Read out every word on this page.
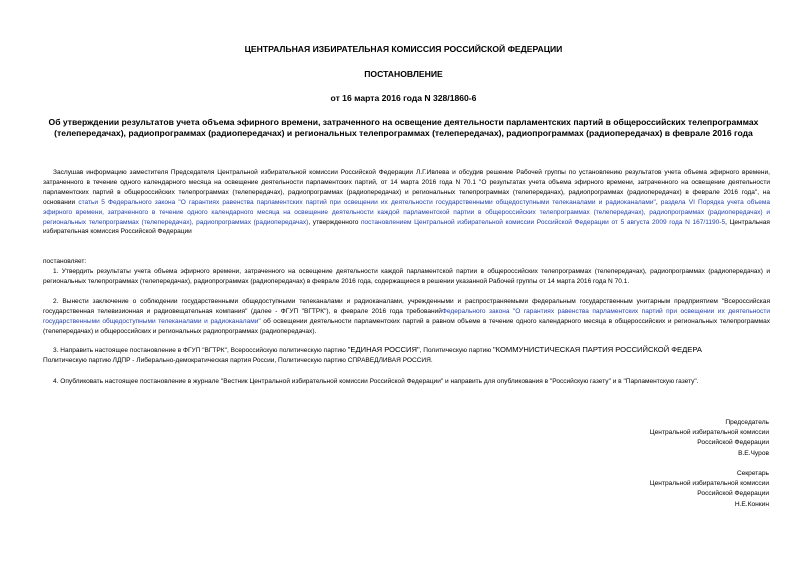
ЦЕНТРАЛЬНАЯ ИЗБИРАТЕЛЬНАЯ КОМИССИЯ РОССИЙСКОЙ ФЕДЕРАЦИИ
ПОСТАНОВЛЕНИЕ
от 16 марта 2016 года N 328/1860-6
Об утверждении результатов учета объема эфирного времени, затраченного на освещение деятельности парламентских партий в общероссийских телепрограммах (телепередачах), радиопрограммах (радиопередачах) и региональных телепрограммах (телепередачах), радиопрограммах (радиопередачах) в феврале 2016 года
Заслушав информацию заместителя Председателя Центральной избирательной комиссии Российской Федерации Л.Г.Ивлева и обсудив решение Рабочей группы по установлению результатов учета объема эфирного времени, затраченного в течение одного календарного месяца на освещение деятельности парламентских партий, от 14 марта 2016 года N 70.1 "О результатах учета объема эфирного времени, затраченного на освещение деятельности парламентских партий в общероссийских телепрограммах (телепередачах), радиопрограммах (радиопередачах) и региональных телепрограммах (телепередачах), радиопрограммах (радиопередачах) в феврале 2016 года", на основании статьи 5 Федерального закона "О гарантиях равенства парламентских партий при освещении их деятельности государственными общедоступными телеканалами и радиоканалами", раздела VI Порядка учета объема эфирного времени, затраченного в течение одного календарного месяца на освещение деятельности каждой парламентской партии в общероссийских телепрограммах (телепередачах), радиопрограммах (радиопередачах) и региональных телепрограммах (телепередачах), радиопрограммах (радиопередачах), утвержденного постановлением Центральной избирательной комиссии Российской Федерации от 5 августа 2009 года N 167/1190-5, Центральная избирательная комиссия Российской Федерации
постановляет:
1. Утвердить результаты учета объема эфирного времени, затраченного на освещение деятельности каждой парламентской партии в общероссийских телепрограммах (телепередачах), радиопрограммах (радиопередачах) и региональных телепрограммах (телепередачах), радиопрограммах (радиопередачах) в феврале 2016 года, содержащиеся в решении указанной Рабочей группы от 14 марта 2016 года N 70.1.
2. Вынести заключение о соблюдении государственными общедоступными телеканалами и радиоканалами, учрежденными и распространяемыми федеральным государственным унитарным предприятием "Всероссийская государственная телевизионная и радиовещательная компания" (далее - ФГУП "ВГТРК"), в феврале 2016 года требованийФедерального закона "О гарантиях равенства парламентских партий при освещении их деятельности государственными общедоступными телеканалами и радиоканалами" об освещении деятельности парламентских партий в равном объеме в течение одного календарного месяца в общероссийских и региональных телепрограммах (телепередачах) и общероссийских и региональных радиопрограммах (радиопередачах).
3. Направить настоящее постановление в ФГУП "ВГТРК", Всероссийскую политическую партию "ЕДИНАЯ РОССИЯ", Политическую партию "КОММУНИСТИЧЕСКАЯ ПАРТИЯ РОССИЙСКОЙ ФЕДЕРА
Политическую партию ЛДПР - Либерально-демократическая партия России, Политическую партию СПРАВЕДЛИВАЯ РОССИЯ.
4. Опубликовать настоящее постановление в журнале "Вестник Центральной избирательной комиссии Российской Федерации" и направить для опубликования в "Российскую газету" и в "Парламентскую газету".
Председатель
Центральной избирательной комиссии
Российской Федерации
В.Е.Чуров
Секретарь
Центральной избирательной комиссии
Российской Федерации
Н.Е.Конкин
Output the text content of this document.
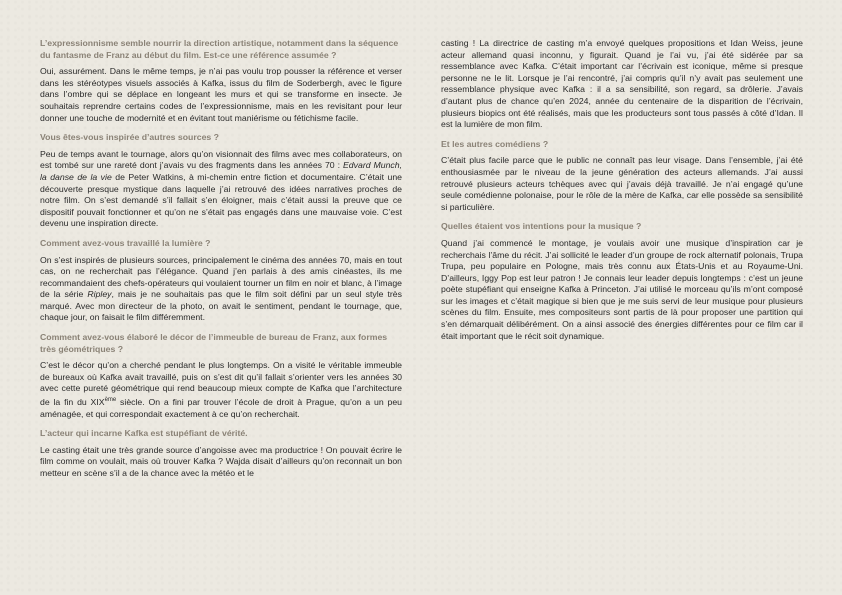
L’expressionnisme semble nourrir la direction artistique, notamment dans la séquence du fantasme de Franz au début du film. Est-ce une référence assumée ?

Oui, assurément. Dans le même temps, je n’ai pas voulu trop pousser la référence et verser dans les stéréotypes visuels associés à Kafka, issus du film de Soderbergh, avec le figure dans l’ombre qui se déplace en longeant les murs et qui se transforme en insecte. Je souhaitais reprendre certains codes de l’expressionnisme, mais en les revisitant pour leur donner une touche de modernité et en évitant tout maniérisme ou fétichisme facile.

Vous êtes-vous inspirée d’autres sources ?

Peu de temps avant le tournage, alors qu’on visionnait des films avec mes collaborateurs, on est tombé sur une rareté dont j’avais vu des fragments dans les années 70 : Edvard Munch, la danse de la vie de Peter Watkins, à mi-chemin entre fiction et documentaire. C’était une découverte presque mystique dans laquelle j’ai retrouvé des idées narratives proches de notre film. On s’est demandé s’il fallait s’en éloigner, mais c’était aussi la preuve que ce dispositif pouvait fonctionner et qu’on ne s’était pas engagés dans une mauvaise voie. C’est devenu une inspiration directe.

Comment avez-vous travaillé la lumière ?

On s’est inspirés de plusieurs sources, principalement le cinéma des années 70, mais en tout cas, on ne recherchait pas l’élégance. Quand j’en parlais à des amis cinéastes, ils me recommandaient des chefs-opérateurs qui voulaient tourner un film en noir et blanc, à l’image de la série Ripley, mais je ne souhaitais pas que le film soit défini par un seul style très marqué. Avec mon directeur de la photo, on avait le sentiment, pendant le tournage, que, chaque jour, on faisait le film différemment.

Comment avez-vous élaboré le décor de l’immeuble de bureau de Franz, aux formes très géométriques ?

C’est le décor qu’on a cherché pendant le plus longtemps. On a visité le véritable immeuble de bureaux où Kafka avait travaillé, puis on s’est dit qu’il fallait s’orienter vers les années 30 avec cette pureté géométrique qui rend beaucoup mieux compte de Kafka que l’architecture de la fin du XIXème siècle. On a fini par trouver l’école de droit à Prague, qu’on a un peu aménagée, et qui correspondait exactement à ce qu’on recherchait.

L’acteur qui incarne Kafka est stupéfiant de vérité.

Le casting était une très grande source d’angoisse avec ma productrice ! On pouvait écrire le film comme on voulait, mais où trouver Kafka ? Wajda disait d’ailleurs qu’on reconnait un bon metteur en scène s’il a de la chance avec la météo et le

casting ! La directrice de casting m’a envoyé quelques propositions et Idan Weiss, jeune acteur allemand quasi inconnu, y figurait. Quand je l’ai vu, j’ai été sidérée par sa ressemblance avec Kafka. C’était important car l’écrivain est iconique, même si presque personne ne le lit. Lorsque je l’ai rencontré, j’ai compris qu’il n’y avait pas seulement une ressemblance physique avec Kafka : il a sa sensibilité, son regard, sa drôlerie. J’avais d’autant plus de chance qu’en 2024, année du centenaire de la disparition de l’écrivain, plusieurs biopics ont été réalisés, mais que les producteurs sont tous passés à côté d’Idan. Il est la lumière de mon film.

Et les autres comédiens ?

C’était plus facile parce que le public ne connaît pas leur visage. Dans l’ensemble, j’ai été enthousiasmée par le niveau de la jeune génération des acteurs allemands. J’ai aussi retrouvé plusieurs acteurs tchèques avec qui j’avais déjà travaillé. Je n’ai engagé qu’une seule comédienne polonaise, pour le rôle de la mère de Kafka, car elle possède sa sensibilité si particulière.

Quelles étaient vos intentions pour la musique ?

Quand j’ai commencé le montage, je voulais avoir une musique d’inspiration car je recherchais l’âme du récit. J’ai sollicité le leader d’un groupe de rock alternatif polonais, Trupa Trupa, peu populaire en Pologne, mais très connu aux États-Unis et au Royaume-Uni. D’ailleurs, Iggy Pop est leur patron ! Je connais leur leader depuis longtemps : c’est un jeune poète stupéfiant qui enseigne Kafka à Princeton. J’ai utilisé le morceau qu’ils m’ont composé sur les images et c’était magique si bien que je me suis servi de leur musique pour plusieurs scènes du film. Ensuite, mes compositeurs sont partis de là pour proposer une partition qui s’en démarquait délibérément. On a ainsi associé des énergies différentes pour ce film car il était important que le récit soit dynamique.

- Exercise task:
Set each line of the records down exactly, leaving every picture out.

- Output of the task:
Read out every word on this page.
ЦЕНТРАЛЬНАЯ ИЗБИРАТЕЛЬНАЯ КОМИССИЯ РОССИЙСКОЙ ФЕДЕРАЦИИ
ПОСТАНОВЛЕНИЕ
от 16 марта 2016 года N 328/1860-6
Об утверждении результатов учета объема эфирного времени, затраченного на освещение деятельности парламентских партий в общероссийских телепрограммах (телепередачах), радиопрограммах (радиопередачах) и региональных телепрограммах (телепередачах), радиопрограммах (радиопередачах) в феврале 2016 года
Заслушав информацию заместителя Председателя Центральной избирательной комиссии Российской Федерации Л.Г.Ивлева и обсудив решение Рабочей группы по установлению результатов учета объема эфирного времени, затраченного в течение одного календарного месяца на освещение деятельности парламентских партий, от 14 марта 2016 года N 70.1 "О результатах учета объема эфирного времени, затраченного на освещение деятельности парламентских партий в общероссийских телепрограммах (телепередачах), радиопрограммах (радиопередачах) и региональных телепрограммах (телепередачах), радиопрограммах (радиопередачах) в феврале 2016 года", на основании статьи 5 Федерального закона "О гарантиях равенства парламентских партий при освещении их деятельности государственными общедоступными телеканалами и радиоканалами", раздела VI Порядка учета объема эфирного времени, затраченного в течение одного календарного месяца на освещение деятельности каждой парламентской партии в общероссийских телепрограммах (телепередачах), радиопрограммах (радиопередачах) и региональных телепрограммах (телепередачах), радиопрограммах (радиопередачах), утвержденного постановлением Центральной избирательной комиссии Российской Федерации от 5 августа 2009 года N 167/1190-5, Центральная избирательная комиссия Российской Федерации
постановляет:
1. Утвердить результаты учета объема эфирного времени, затраченного на освещение деятельности каждой парламентской партии в общероссийских телепрограммах (телепередачах), радиопрограммах (радиопередачах) и региональных телепрограммах (телепередачах), радиопрограммах (радиопередачах) в феврале 2016 года, содержащиеся в решении указанной Рабочей группы от 14 марта 2016 года N 70.1.
2. Вынести заключение о соблюдении государственными общедоступными телеканалами и радиоканалами, учрежденными и распространяемыми федеральным государственным унитарным предприятием "Всероссийская государственная телевизионная и радиовещательная компания" (далее - ФГУП "ВГТРК"), в феврале 2016 года требованийФедерального закона "О гарантиях равенства парламентских партий при освещении их деятельности государственными общедоступными телеканалами и радиоканалами" об освещении деятельности парламентских партий в равном объеме в течение одного календарного месяца в общероссийских и региональных телепрограммах (телепередачах) и общероссийских и региональных радиопрограммах (радиопередачах).
3. Направить настоящее постановление в ФГУП "ВГТРК", Всероссийскую политическую партию "ЕДИНАЯ РОССИЯ", Политическую партию "КОММУНИСТИЧЕСКАЯ ПАРТИЯ РОССИЙСКОЙ ФЕДЕРА
Политическую партию ЛДПР - Либерально-демократическая партия России, Политическую партию СПРАВЕДЛИВАЯ РОССИЯ.
4. Опубликовать настоящее постановление в журнале "Вестник Центральной избирательной комиссии Российской Федерации" и направить для опубликования в "Российскую газету" и в "Парламентскую газету".
Председатель
Центральной избирательной комиссии
Российской Федерации
В.Е.Чуров
Секретарь
Центральной избирательной комиссии
Российской Федерации
Н.Е.Конкин
Output the text content of this document.
L’expressionnisme semble nourrir la direction artistique, notamment dans la séquence du fantasme de Franz au début du film. Est-ce une référence assumée ?

Oui, assurément. Dans le même temps, je n’ai pas voulu trop pousser la référence et verser dans les stéréotypes visuels associés à Kafka, issus du film de Soderbergh, avec le figure dans l’ombre qui se déplace en longeant les murs et qui se transforme en insecte. Je souhaitais reprendre certains codes de l’expressionnisme, mais en les revisitant pour leur donner une touche de modernité et en évitant tout maniérisme ou fétichisme facile.

Vous êtes-vous inspirée d’autres sources ?

Peu de temps avant le tournage, alors qu’on visionnait des films avec mes collaborateurs, on est tombé sur une rareté dont j’avais vu des fragments dans les années 70 : Edvard Munch, la danse de la vie de Peter Watkins, à mi-chemin entre fiction et documentaire. C’était une découverte presque mystique dans laquelle j’ai retrouvé des idées narratives proches de notre film. On s’est demandé s’il fallait s’en éloigner, mais c’était aussi la preuve que ce dispositif pouvait fonctionner et qu’on ne s’était pas engagés dans une mauvaise voie. C’est devenu une inspiration directe.

Comment avez-vous travaillé la lumière ?

On s’est inspirés de plusieurs sources, principalement le cinéma des années 70, mais en tout cas, on ne recherchait pas l’élégance. Quand j’en parlais à des amis cinéastes, ils me recommandaient des chefs-opérateurs qui voulaient tourner un film en noir et blanc, à l’image de la série Ripley, mais je ne souhaitais pas que le film soit défini par un seul style très marqué. Avec mon directeur de la photo, on avait le sentiment, pendant le tournage, que, chaque jour, on faisait le film différemment.

Comment avez-vous élaboré le décor de l’immeuble de bureau de Franz, aux formes très géométriques ?

C’est le décor qu’on a cherché pendant le plus longtemps. On a visité le véritable immeuble de bureaux où Kafka avait travaillé, puis on s’est dit qu’il fallait s’orienter vers les années 30 avec cette pureté géométrique qui rend beaucoup mieux compte de Kafka que l’architecture de la fin du XIXème siècle. On a fini par trouver l’école de droit à Prague, qu’on a un peu aménagée, et qui correspondait exactement à ce qu’on recherchait.

L’acteur qui incarne Kafka est stupéfiant de vérité.

Le casting était une très grande source d’angoisse avec ma productrice ! On pouvait écrire le film comme on voulait, mais où trouver Kafka ? Wajda disait d’ailleurs qu’on reconnait un bon metteur en scène s’il a de la chance avec la météo et le

casting ! La directrice de casting m’a envoyé quelques propositions et Idan Weiss, jeune acteur allemand quasi inconnu, y figurait. Quand je l’ai vu, j’ai été sidérée par sa ressemblance avec Kafka. C’était important car l’écrivain est iconique, même si presque personne ne le lit. Lorsque je l’ai rencontré, j’ai compris qu’il n’y avait pas seulement une ressemblance physique avec Kafka : il a sa sensibilité, son regard, sa drôlerie. J’avais d’autant plus de chance qu’en 2024, année du centenaire de la disparition de l’écrivain, plusieurs biopics ont été réalisés, mais que les producteurs sont tous passés à côté d’Idan. Il est la lumière de mon film.

Et les autres comédiens ?

C’était plus facile parce que le public ne connaît pas leur visage. Dans l’ensemble, j’ai été enthousiasmée par le niveau de la jeune génération des acteurs allemands. J’ai aussi retrouvé plusieurs acteurs tchèques avec qui j’avais déjà travaillé. Je n’ai engagé qu’une seule comédienne polonaise, pour le rôle de la mère de Kafka, car elle possède sa sensibilité si particulière.

Quelles étaient vos intentions pour la musique ?

Quand j’ai commencé le montage, je voulais avoir une musique d’inspiration car je recherchais l’âme du récit. J’ai sollicité le leader d’un groupe de rock alternatif polonais, Trupa Trupa, peu populaire en Pologne, mais très connu aux États-Unis et au Royaume-Uni. D’ailleurs, Iggy Pop est leur patron ! Je connais leur leader depuis longtemps : c’est un jeune poète stupéfiant qui enseigne Kafka à Princeton. J’ai utilisé le morceau qu’ils m’ont composé sur les images et c’était magique si bien que je me suis servi de leur musique pour plusieurs scènes du film. Ensuite, mes compositeurs sont partis de là pour proposer une partition qui s’en démarquait délibérément. On a ainsi associé des énergies différentes pour ce film car il était important que le récit soit dynamique.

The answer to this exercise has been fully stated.